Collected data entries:

# # #

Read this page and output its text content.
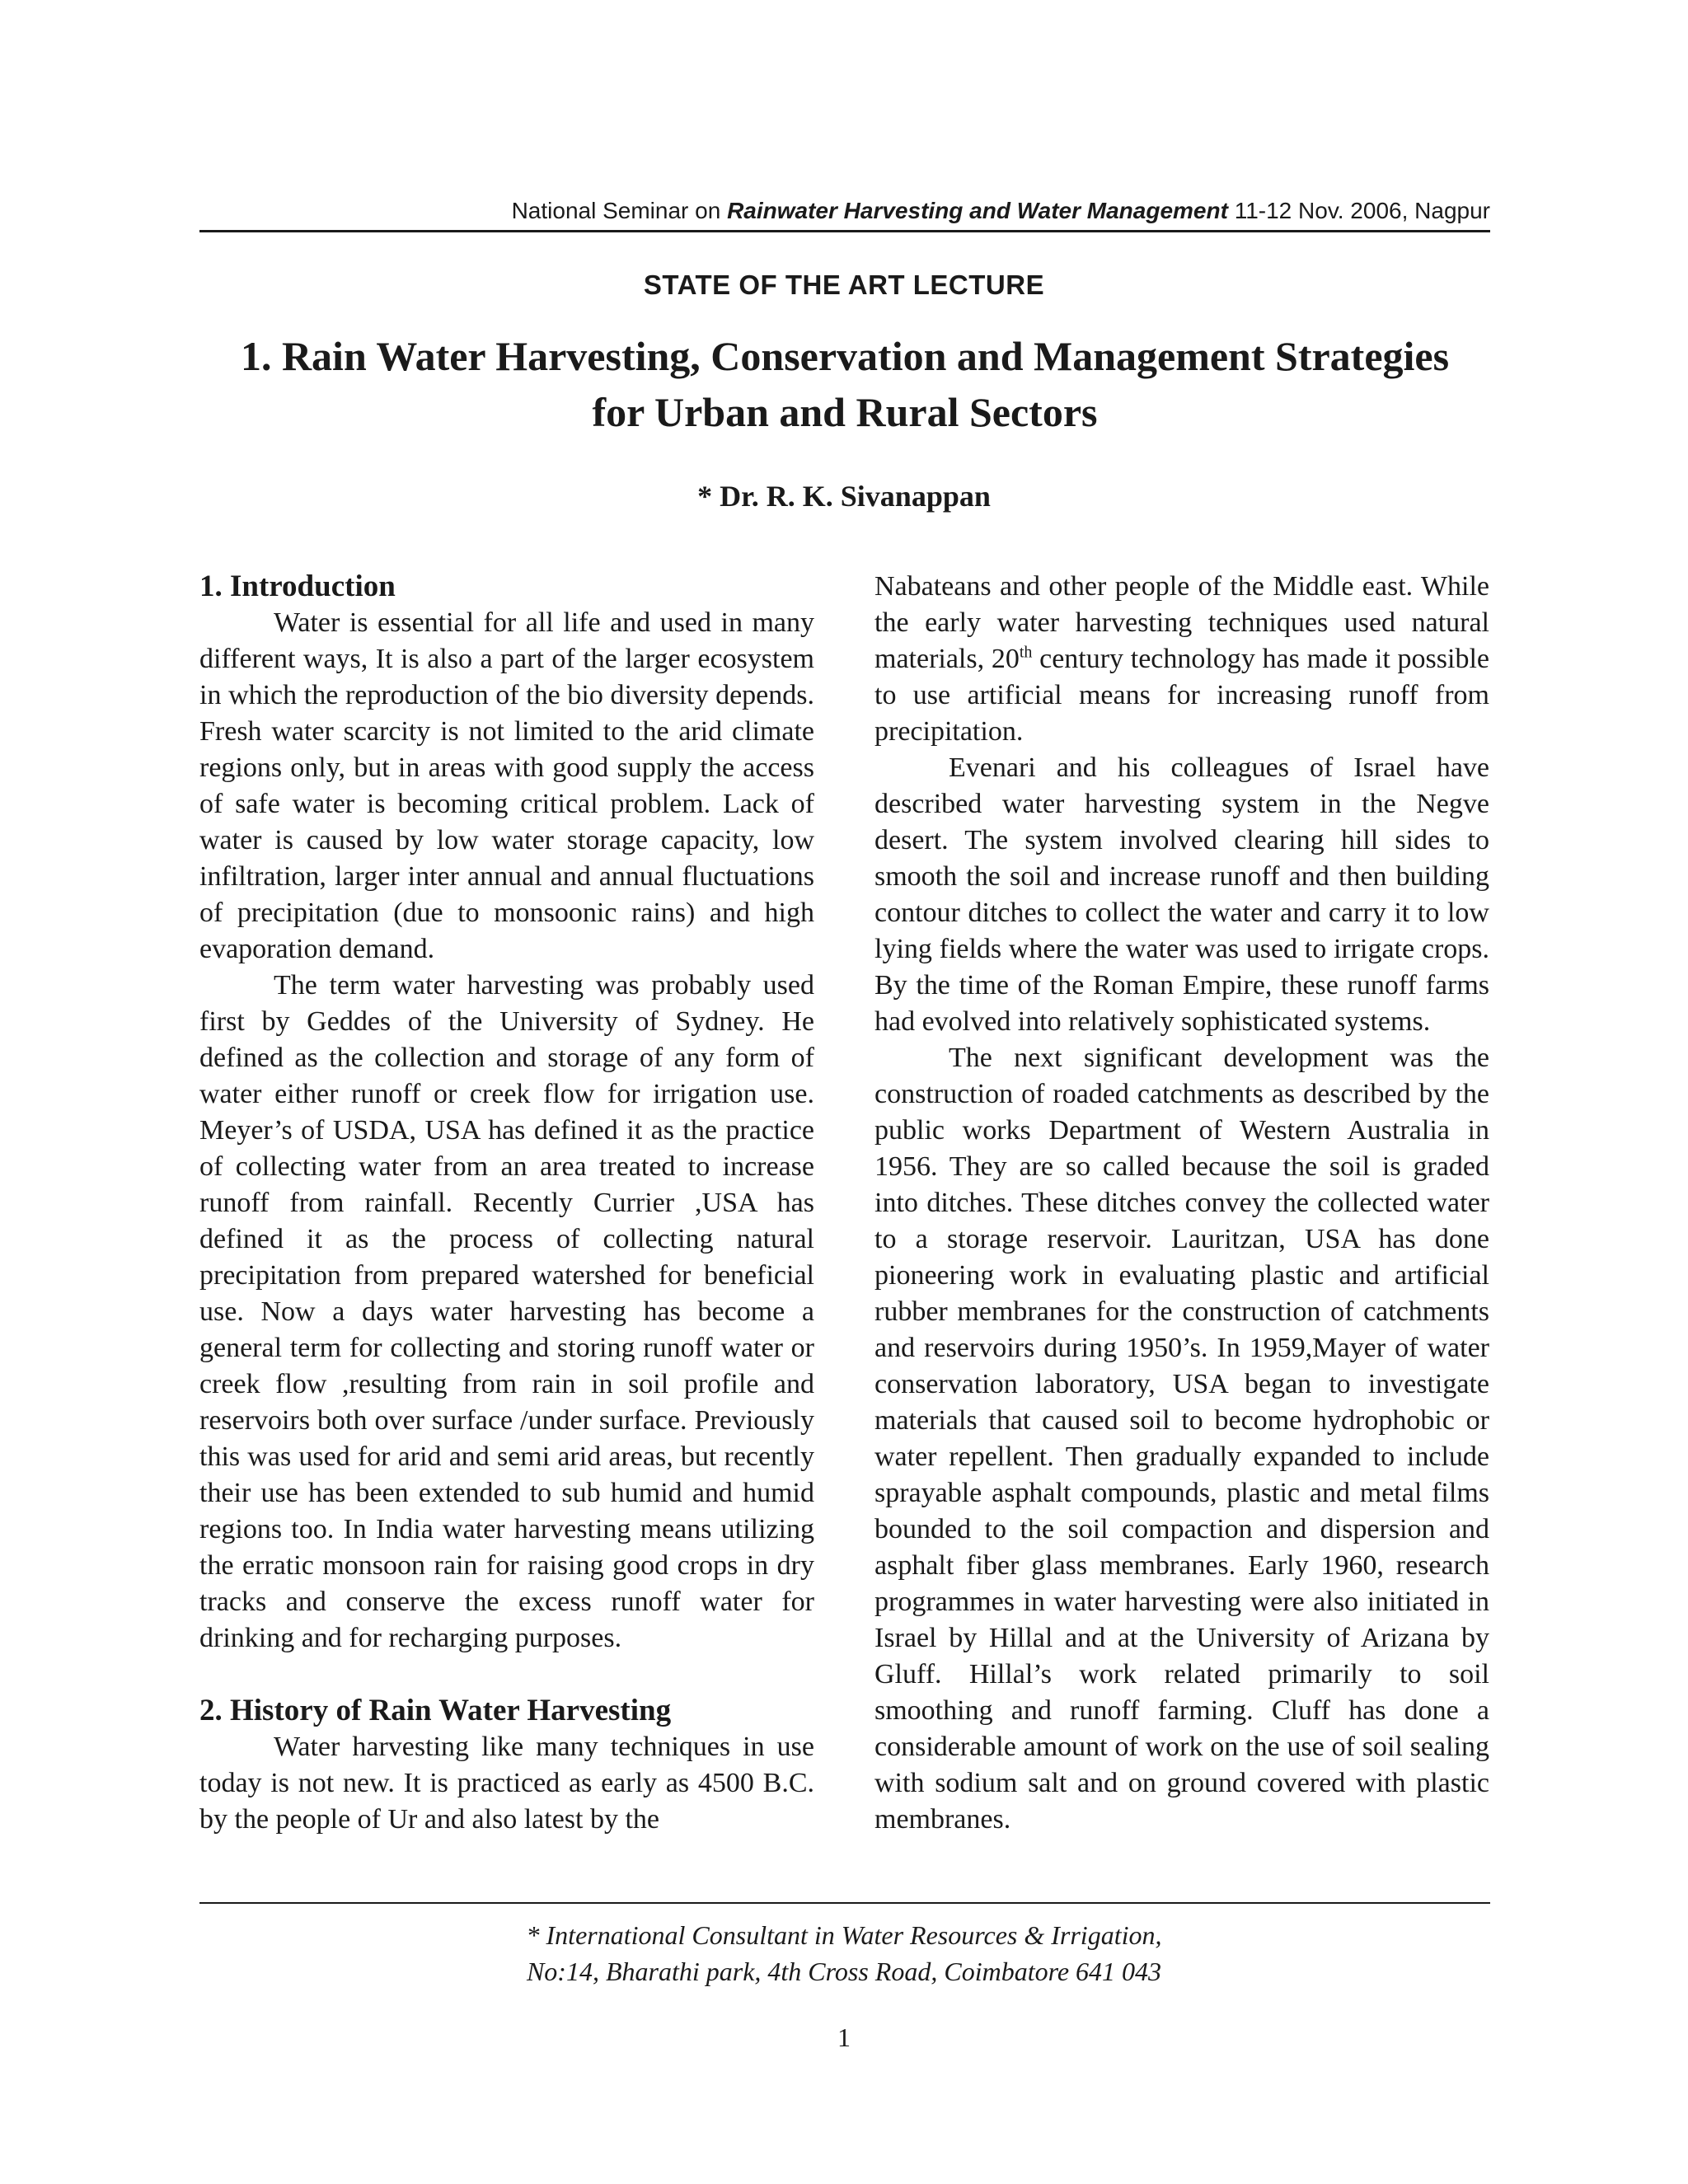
National Seminar on Rainwater Harvesting and Water Management 11-12 Nov. 2006, Nagpur
STATE OF THE ART LECTURE
1. Rain Water Harvesting, Conservation and Management Strategies
for Urban and Rural Sectors
* Dr. R. K. Sivanappan
1. Introduction

Water is essential for all life and used in many different ways, It is also a part of the larger ecosystem in which the reproduction of the bio diversity depends. Fresh water scarcity is not limited to the arid climate regions only, but in areas with good supply the access of safe water is becoming critical problem. Lack of water is caused by low water storage capacity, low infiltration, larger inter annual and annual fluctuations of precipitation (due to monsoonic rains) and high evaporation demand.

The term water harvesting was probably used first by Geddes of the University of Sydney. He defined as the collection and storage of any form of water either runoff or creek flow for irrigation use. Meyer’s of USDA, USA has defined it as the practice of collecting water from an area treated to increase runoff from rainfall. Recently Currier ,USA has defined it as the process of collecting natural precipitation from prepared watershed for beneficial use. Now a days water harvesting has become a general term for collecting and storing runoff water or creek flow ,resulting from rain in soil profile and reservoirs both over surface /under surface. Previously this was used for arid and semi arid areas, but recently their use has been extended to sub humid and humid regions too. In India water harvesting means utilizing the erratic monsoon rain for raising good crops in dry tracks and conserve the excess runoff water for drinking and for recharging purposes.

2. History of Rain Water Harvesting

Water harvesting like many techniques in use today is not new. It is practiced as early as 4500 B.C. by the people of Ur and also latest by the

Nabateans and other people of the Middle east. While the early water harvesting techniques used natural materials, 20th century technology has made it possible to use artificial means for increasing runoff from precipitation.

Evenari and his colleagues of Israel have described water harvesting system in the Negve desert. The system involved clearing hill sides to smooth the soil and increase runoff and then building contour ditches to collect the water and carry it to low lying fields where the water was used to irrigate crops. By the time of the Roman Empire, these runoff farms had evolved into relatively sophisticated systems.

The next significant development was the construction of roaded catchments as described by the public works Department of Western Australia in 1956. They are so called because the soil is graded into ditches. These ditches convey the collected water to a storage reservoir. Lauritzan, USA has done pioneering work in evaluating plastic and artificial rubber membranes for the construction of catchments and reservoirs during 1950’s. In 1959,Mayer of water conservation laboratory, USA began to investigate materials that caused soil to become hydrophobic or water repellent. Then gradually expanded to include sprayable asphalt compounds, plastic and metal films bounded to the soil compaction and dispersion and asphalt fiber glass membranes. Early 1960, research programmes in water harvesting were also initiated in Israel by Hillal and at the University of Arizana by Gluff. Hillal’s work related primarily to soil smoothing and runoff farming. Cluff has done a considerable amount of work on the use of soil sealing with sodium salt and on ground covered with plastic membranes.

* International Consultant in Water Resources & Irrigation,
No:14, Bharathi park, 4th Cross Road, Coimbatore 641 043
1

# # #

→ Description of the task:
Copy the records above exactly. The pictures are not part of the copy.

→ Response:
Read this page and output its text content.
National Seminar on Rainwater Harvesting and Water Management 11-12 Nov. 2006, Nagpur
STATE OF THE ART LECTURE
1. Rain Water Harvesting, Conservation and Management Strategies
for Urban and Rural Sectors
* Dr. R. K. Sivanappan
1. Introduction

Water is essential for all life and used in many different ways, It is also a part of the larger ecosystem in which the reproduction of the bio diversity depends. Fresh water scarcity is not limited to the arid climate regions only, but in areas with good supply the access of safe water is becoming critical problem. Lack of water is caused by low water storage capacity, low infiltration, larger inter annual and annual fluctuations of precipitation (due to monsoonic rains) and high evaporation demand.

The term water harvesting was probably used first by Geddes of the University of Sydney. He defined as the collection and storage of any form of water either runoff or creek flow for irrigation use. Meyer’s of USDA, USA has defined it as the practice of collecting water from an area treated to increase runoff from rainfall. Recently Currier ,USA has defined it as the process of collecting natural precipitation from prepared watershed for beneficial use. Now a days water harvesting has become a general term for collecting and storing runoff water or creek flow ,resulting from rain in soil profile and reservoirs both over surface /under surface. Previously this was used for arid and semi arid areas, but recently their use has been extended to sub humid and humid regions too. In India water harvesting means utilizing the erratic monsoon rain for raising good crops in dry tracks and conserve the excess runoff water for drinking and for recharging purposes.

2. History of Rain Water Harvesting

Water harvesting like many techniques in use today is not new. It is practiced as early as 4500 B.C. by the people of Ur and also latest by the

Nabateans and other people of the Middle east. While the early water harvesting techniques used natural materials, 20th century technology has made it possible to use artificial means for increasing runoff from precipitation.

Evenari and his colleagues of Israel have described water harvesting system in the Negve desert. The system involved clearing hill sides to smooth the soil and increase runoff and then building contour ditches to collect the water and carry it to low lying fields where the water was used to irrigate crops. By the time of the Roman Empire, these runoff farms had evolved into relatively sophisticated systems.

The next significant development was the construction of roaded catchments as described by the public works Department of Western Australia in 1956. They are so called because the soil is graded into ditches. These ditches convey the collected water to a storage reservoir. Lauritzan, USA has done pioneering work in evaluating plastic and artificial rubber membranes for the construction of catchments and reservoirs during 1950’s. In 1959,Mayer of water conservation laboratory, USA began to investigate materials that caused soil to become hydrophobic or water repellent. Then gradually expanded to include sprayable asphalt compounds, plastic and metal films bounded to the soil compaction and dispersion and asphalt fiber glass membranes. Early 1960, research programmes in water harvesting were also initiated in Israel by Hillal and at the University of Arizana by Gluff. Hillal’s work related primarily to soil smoothing and runoff farming. Cluff has done a considerable amount of work on the use of soil sealing with sodium salt and on ground covered with plastic membranes.

* International Consultant in Water Resources & Irrigation,
No:14, Bharathi park, 4th Cross Road, Coimbatore 641 043
1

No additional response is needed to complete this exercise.